**EXERCISE PROMPT:** Copy out the listing exactly.

::::

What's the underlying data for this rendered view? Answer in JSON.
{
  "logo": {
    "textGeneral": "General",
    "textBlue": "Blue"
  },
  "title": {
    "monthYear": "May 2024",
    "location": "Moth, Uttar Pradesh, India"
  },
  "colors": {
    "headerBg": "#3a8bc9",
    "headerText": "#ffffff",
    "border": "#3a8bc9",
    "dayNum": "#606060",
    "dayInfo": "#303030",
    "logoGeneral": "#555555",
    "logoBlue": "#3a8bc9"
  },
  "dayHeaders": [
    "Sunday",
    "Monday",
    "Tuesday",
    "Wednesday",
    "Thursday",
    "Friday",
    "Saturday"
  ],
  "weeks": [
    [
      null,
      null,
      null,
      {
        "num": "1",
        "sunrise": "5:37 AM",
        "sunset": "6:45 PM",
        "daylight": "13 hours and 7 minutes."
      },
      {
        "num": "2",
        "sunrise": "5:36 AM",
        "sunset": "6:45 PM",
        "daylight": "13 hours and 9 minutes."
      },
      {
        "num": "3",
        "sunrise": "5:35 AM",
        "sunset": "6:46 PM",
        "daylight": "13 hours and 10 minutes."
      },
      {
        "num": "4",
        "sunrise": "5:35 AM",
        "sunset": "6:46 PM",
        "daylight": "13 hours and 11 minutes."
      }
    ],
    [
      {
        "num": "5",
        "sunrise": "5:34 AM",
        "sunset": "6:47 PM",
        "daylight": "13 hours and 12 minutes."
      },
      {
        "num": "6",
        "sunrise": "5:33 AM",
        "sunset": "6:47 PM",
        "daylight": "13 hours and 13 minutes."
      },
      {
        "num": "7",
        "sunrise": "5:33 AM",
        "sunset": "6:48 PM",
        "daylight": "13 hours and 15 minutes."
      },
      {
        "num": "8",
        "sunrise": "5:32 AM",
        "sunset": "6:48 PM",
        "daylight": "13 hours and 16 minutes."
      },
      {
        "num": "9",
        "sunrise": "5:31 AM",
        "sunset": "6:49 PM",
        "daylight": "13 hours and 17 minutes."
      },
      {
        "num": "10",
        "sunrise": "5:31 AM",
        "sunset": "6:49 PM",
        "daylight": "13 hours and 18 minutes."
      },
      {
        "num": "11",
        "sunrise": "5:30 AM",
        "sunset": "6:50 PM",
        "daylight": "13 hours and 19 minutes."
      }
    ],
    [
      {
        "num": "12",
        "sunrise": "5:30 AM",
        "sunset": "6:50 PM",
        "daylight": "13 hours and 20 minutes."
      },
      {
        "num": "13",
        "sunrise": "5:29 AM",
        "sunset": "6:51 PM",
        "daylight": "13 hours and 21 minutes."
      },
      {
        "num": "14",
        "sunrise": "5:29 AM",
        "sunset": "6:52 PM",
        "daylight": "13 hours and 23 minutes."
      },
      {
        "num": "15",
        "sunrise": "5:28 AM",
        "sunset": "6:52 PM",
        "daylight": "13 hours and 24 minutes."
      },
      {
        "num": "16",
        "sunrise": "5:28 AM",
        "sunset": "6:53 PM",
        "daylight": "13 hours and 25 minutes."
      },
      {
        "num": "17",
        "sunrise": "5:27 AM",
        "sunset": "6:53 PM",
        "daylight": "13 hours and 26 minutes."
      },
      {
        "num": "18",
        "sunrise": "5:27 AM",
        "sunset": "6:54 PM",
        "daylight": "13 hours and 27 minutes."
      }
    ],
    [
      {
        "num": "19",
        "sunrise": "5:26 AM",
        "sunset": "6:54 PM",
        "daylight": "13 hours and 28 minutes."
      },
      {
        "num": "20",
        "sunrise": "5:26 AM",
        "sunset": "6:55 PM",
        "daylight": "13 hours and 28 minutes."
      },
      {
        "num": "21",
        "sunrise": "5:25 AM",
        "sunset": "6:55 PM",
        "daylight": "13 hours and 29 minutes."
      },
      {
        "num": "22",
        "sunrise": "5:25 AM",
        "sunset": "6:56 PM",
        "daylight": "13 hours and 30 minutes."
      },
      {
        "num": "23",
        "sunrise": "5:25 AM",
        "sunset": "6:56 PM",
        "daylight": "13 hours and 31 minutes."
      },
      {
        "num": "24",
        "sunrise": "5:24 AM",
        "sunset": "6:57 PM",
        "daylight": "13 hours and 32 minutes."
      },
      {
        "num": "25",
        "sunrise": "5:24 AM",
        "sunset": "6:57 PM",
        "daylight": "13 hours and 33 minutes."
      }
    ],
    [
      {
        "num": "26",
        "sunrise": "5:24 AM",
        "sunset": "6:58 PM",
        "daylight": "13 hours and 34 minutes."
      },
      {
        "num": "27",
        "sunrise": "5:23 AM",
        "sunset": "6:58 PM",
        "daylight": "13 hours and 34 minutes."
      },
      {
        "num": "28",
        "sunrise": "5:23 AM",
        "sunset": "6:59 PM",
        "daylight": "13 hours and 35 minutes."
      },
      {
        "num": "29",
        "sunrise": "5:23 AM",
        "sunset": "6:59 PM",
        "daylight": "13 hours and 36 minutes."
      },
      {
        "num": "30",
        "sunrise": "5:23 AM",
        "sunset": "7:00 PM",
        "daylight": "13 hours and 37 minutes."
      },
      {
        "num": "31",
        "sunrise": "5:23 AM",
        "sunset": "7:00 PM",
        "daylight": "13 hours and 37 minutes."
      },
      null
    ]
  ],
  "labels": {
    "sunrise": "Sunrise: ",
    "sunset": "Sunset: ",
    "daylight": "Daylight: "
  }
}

::::

**OUTPUT OF THE EXERCISE:**
What's the underlying data for this rendered view? Answer in JSON.
{
  "logo": {
    "textGeneral": "General",
    "textBlue": "Blue"
  },
  "title": {
    "monthYear": "May 2024",
    "location": "Moth, Uttar Pradesh, India"
  },
  "colors": {
    "headerBg": "#3a8bc9",
    "headerText": "#ffffff",
    "border": "#3a8bc9",
    "dayNum": "#606060",
    "dayInfo": "#303030",
    "logoGeneral": "#555555",
    "logoBlue": "#3a8bc9"
  },
  "dayHeaders": [
    "Sunday",
    "Monday",
    "Tuesday",
    "Wednesday",
    "Thursday",
    "Friday",
    "Saturday"
  ],
  "weeks": [
    [
      null,
      null,
      null,
      {
        "num": "1",
        "sunrise": "5:37 AM",
        "sunset": "6:45 PM",
        "daylight": "13 hours and 7 minutes."
      },
      {
        "num": "2",
        "sunrise": "5:36 AM",
        "sunset": "6:45 PM",
        "daylight": "13 hours and 9 minutes."
      },
      {
        "num": "3",
        "sunrise": "5:35 AM",
        "sunset": "6:46 PM",
        "daylight": "13 hours and 10 minutes."
      },
      {
        "num": "4",
        "sunrise": "5:35 AM",
        "sunset": "6:46 PM",
        "daylight": "13 hours and 11 minutes."
      }
    ],
    [
      {
        "num": "5",
        "sunrise": "5:34 AM",
        "sunset": "6:47 PM",
        "daylight": "13 hours and 12 minutes."
      },
      {
        "num": "6",
        "sunrise": "5:33 AM",
        "sunset": "6:47 PM",
        "daylight": "13 hours and 13 minutes."
      },
      {
        "num": "7",
        "sunrise": "5:33 AM",
        "sunset": "6:48 PM",
        "daylight": "13 hours and 15 minutes."
      },
      {
        "num": "8",
        "sunrise": "5:32 AM",
        "sunset": "6:48 PM",
        "daylight": "13 hours and 16 minutes."
      },
      {
        "num": "9",
        "sunrise": "5:31 AM",
        "sunset": "6:49 PM",
        "daylight": "13 hours and 17 minutes."
      },
      {
        "num": "10",
        "sunrise": "5:31 AM",
        "sunset": "6:49 PM",
        "daylight": "13 hours and 18 minutes."
      },
      {
        "num": "11",
        "sunrise": "5:30 AM",
        "sunset": "6:50 PM",
        "daylight": "13 hours and 19 minutes."
      }
    ],
    [
      {
        "num": "12",
        "sunrise": "5:30 AM",
        "sunset": "6:50 PM",
        "daylight": "13 hours and 20 minutes."
      },
      {
        "num": "13",
        "sunrise": "5:29 AM",
        "sunset": "6:51 PM",
        "daylight": "13 hours and 21 minutes."
      },
      {
        "num": "14",
        "sunrise": "5:29 AM",
        "sunset": "6:52 PM",
        "daylight": "13 hours and 23 minutes."
      },
      {
        "num": "15",
        "sunrise": "5:28 AM",
        "sunset": "6:52 PM",
        "daylight": "13 hours and 24 minutes."
      },
      {
        "num": "16",
        "sunrise": "5:28 AM",
        "sunset": "6:53 PM",
        "daylight": "13 hours and 25 minutes."
      },
      {
        "num": "17",
        "sunrise": "5:27 AM",
        "sunset": "6:53 PM",
        "daylight": "13 hours and 26 minutes."
      },
      {
        "num": "18",
        "sunrise": "5:27 AM",
        "sunset": "6:54 PM",
        "daylight": "13 hours and 27 minutes."
      }
    ],
    [
      {
        "num": "19",
        "sunrise": "5:26 AM",
        "sunset": "6:54 PM",
        "daylight": "13 hours and 28 minutes."
      },
      {
        "num": "20",
        "sunrise": "5:26 AM",
        "sunset": "6:55 PM",
        "daylight": "13 hours and 28 minutes."
      },
      {
        "num": "21",
        "sunrise": "5:25 AM",
        "sunset": "6:55 PM",
        "daylight": "13 hours and 29 minutes."
      },
      {
        "num": "22",
        "sunrise": "5:25 AM",
        "sunset": "6:56 PM",
        "daylight": "13 hours and 30 minutes."
      },
      {
        "num": "23",
        "sunrise": "5:25 AM",
        "sunset": "6:56 PM",
        "daylight": "13 hours and 31 minutes."
      },
      {
        "num": "24",
        "sunrise": "5:24 AM",
        "sunset": "6:57 PM",
        "daylight": "13 hours and 32 minutes."
      },
      {
        "num": "25",
        "sunrise": "5:24 AM",
        "sunset": "6:57 PM",
        "daylight": "13 hours and 33 minutes."
      }
    ],
    [
      {
        "num": "26",
        "sunrise": "5:24 AM",
        "sunset": "6:58 PM",
        "daylight": "13 hours and 34 minutes."
      },
      {
        "num": "27",
        "sunrise": "5:23 AM",
        "sunset": "6:58 PM",
        "daylight": "13 hours and 34 minutes."
      },
      {
        "num": "28",
        "sunrise": "5:23 AM",
        "sunset": "6:59 PM",
        "daylight": "13 hours and 35 minutes."
      },
      {
        "num": "29",
        "sunrise": "5:23 AM",
        "sunset": "6:59 PM",
        "daylight": "13 hours and 36 minutes."
      },
      {
        "num": "30",
        "sunrise": "5:23 AM",
        "sunset": "7:00 PM",
        "daylight": "13 hours and 37 minutes."
      },
      {
        "num": "31",
        "sunrise": "5:23 AM",
        "sunset": "7:00 PM",
        "daylight": "13 hours and 37 minutes."
      },
      null
    ]
  ],
  "labels": {
    "sunrise": "Sunrise: ",
    "sunset": "Sunset: ",
    "daylight": "Daylight: "
  }
}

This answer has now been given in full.